▸ What you should do
Reproduce the records below in full and exactly, without their images.
::: Data provided
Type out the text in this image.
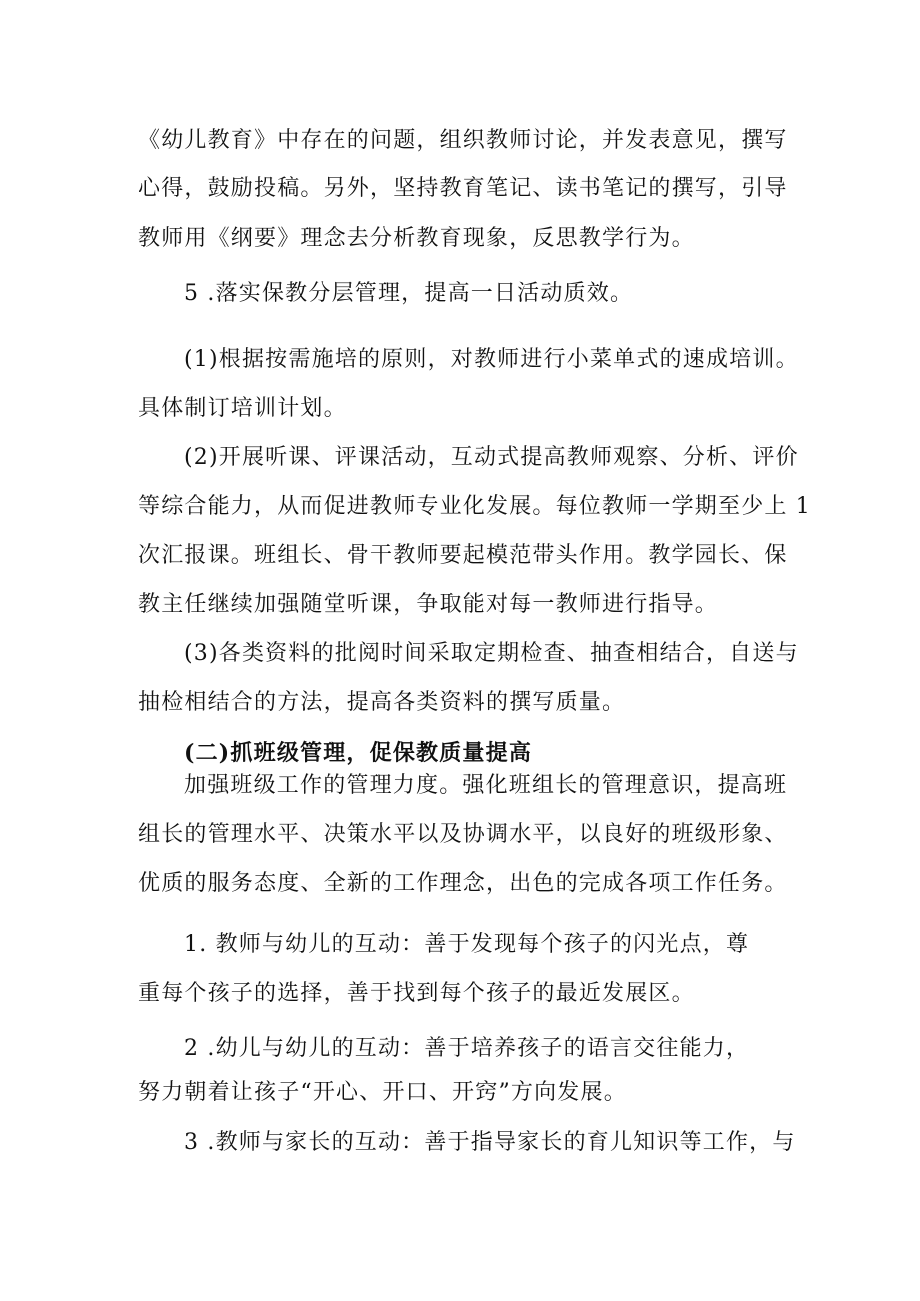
《幼儿教育》中存在的问题，组织教师讨论，并发表意见，撰写
心得，鼓励投稿。另外，坚持教育笔记、读书笔记的撰写，引导
教师用《纲要》理念去分析教育现象，反思教学行为。
5 .落实保教分层管理，提高一日活动质效。
(1)根据按需施培的原则，对教师进行小菜单式的速成培训。
具体制订培训计划。
(2)开展听课、评课活动，互动式提高教师观察、分析、评价
等综合能力，从而促进教师专业化发展。每位教师一学期至少上 1
次汇报课。班组长、骨干教师要起模范带头作用。教学园长、保
教主任继续加强随堂听课，争取能对每一教师进行指导。
(3)各类资料的批阅时间采取定期检查、抽查相结合，自送与
抽检相结合的方法，提高各类资料的撰写质量。
(二)抓班级管理，促保教质量提高
加强班级工作的管理力度。强化班组长的管理意识，提高班
组长的管理水平、决策水平以及协调水平，以良好的班级形象、
优质的服务态度、全新的工作理念，出色的完成各项工作任务。
1. 教师与幼儿的互动：善于发现每个孩子的闪光点，尊
重每个孩子的选择，善于找到每个孩子的最近发展区。
2 .幼儿与幼儿的互动：善于培养孩子的语言交往能力，
努力朝着让孩子“开心、开口、开窍”方向发展。
3 .教师与家长的互动：善于指导家长的育儿知识等工作，与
::::::
▸ Solution to the problem
Type out the text in this image.
《幼儿教育》中存在的问题，组织教师讨论，并发表意见，撰写
心得，鼓励投稿。另外，坚持教育笔记、读书笔记的撰写，引导
教师用《纲要》理念去分析教育现象，反思教学行为。
5 .落实保教分层管理，提高一日活动质效。
(1)根据按需施培的原则，对教师进行小菜单式的速成培训。
具体制订培训计划。
(2)开展听课、评课活动，互动式提高教师观察、分析、评价
等综合能力，从而促进教师专业化发展。每位教师一学期至少上 1
次汇报课。班组长、骨干教师要起模范带头作用。教学园长、保
教主任继续加强随堂听课，争取能对每一教师进行指导。
(3)各类资料的批阅时间采取定期检查、抽查相结合，自送与
抽检相结合的方法，提高各类资料的撰写质量。
(二)抓班级管理，促保教质量提高
加强班级工作的管理力度。强化班组长的管理意识，提高班
组长的管理水平、决策水平以及协调水平，以良好的班级形象、
优质的服务态度、全新的工作理念，出色的完成各项工作任务。
1. 教师与幼儿的互动：善于发现每个孩子的闪光点，尊
重每个孩子的选择，善于找到每个孩子的最近发展区。
2 .幼儿与幼儿的互动：善于培养孩子的语言交往能力，
努力朝着让孩子“开心、开口、开窍”方向发展。
3 .教师与家长的互动：善于指导家长的育儿知识等工作，与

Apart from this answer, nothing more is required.